▸ **Task requirements**
From the entries below, please gather each line containing the string "name".

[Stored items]
▼▼▼

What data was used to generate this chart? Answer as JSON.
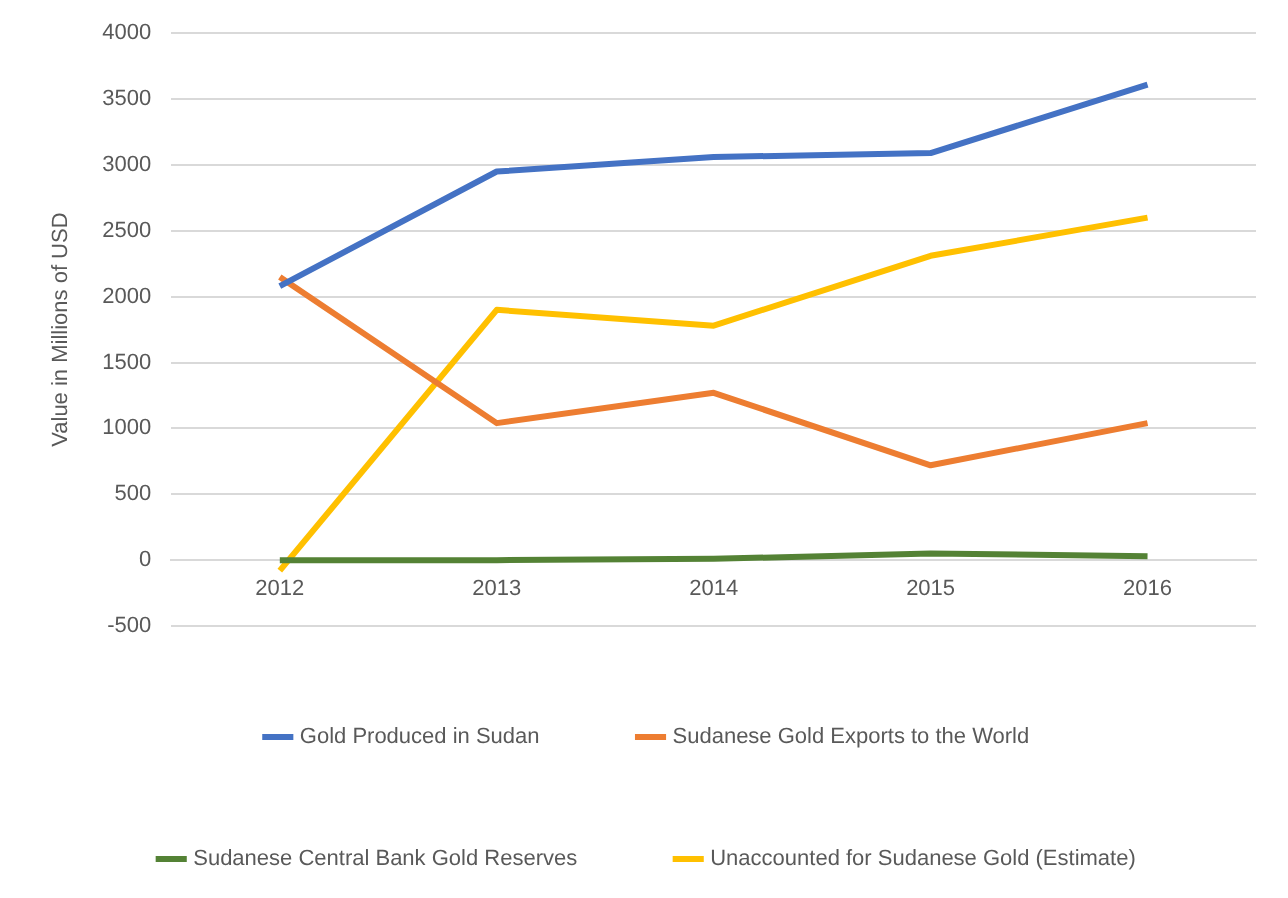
{
  "chart_data": {
    "type": "line",
    "ylabel": "Value in Millions of USD",
    "categories": [
      "2012",
      "2013",
      "2014",
      "2015",
      "2016"
    ],
    "series": [
      {
        "name": "Gold Produced in Sudan",
        "color": "#4472c4",
        "values": [
          2080,
          2950,
          3060,
          3090,
          3610
        ]
      },
      {
        "name": "Sudanese Gold Exports to the World",
        "color": "#ed7d31",
        "values": [
          2150,
          1040,
          1270,
          720,
          1040
        ]
      },
      {
        "name": "Sudanese Central Bank Gold Reserves",
        "color": "#548235",
        "values": [
          0,
          0,
          10,
          50,
          30
        ]
      },
      {
        "name": "Unaccounted for Sudanese Gold (Estimate)",
        "color": "#ffc000",
        "values": [
          -80,
          1900,
          1780,
          2310,
          2600
        ]
      }
    ],
    "ylim": [
      -500,
      4000
    ],
    "yticks": [
      -500,
      0,
      500,
      1000,
      1500,
      2000,
      2500,
      3000,
      3500,
      4000
    ],
    "grid": "y",
    "legend": "bottom",
    "marker": "none",
    "line_style": "solid"
  }
}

▲▲▲

▸ **Task response**
        "name": "Gold Produced in Sudan",
        "name": "Sudanese Gold Exports to the World",
        "name": "Sudanese Central Bank Gold Reserves",
        "name": "Unaccounted for Sudanese Gold (Estimate)",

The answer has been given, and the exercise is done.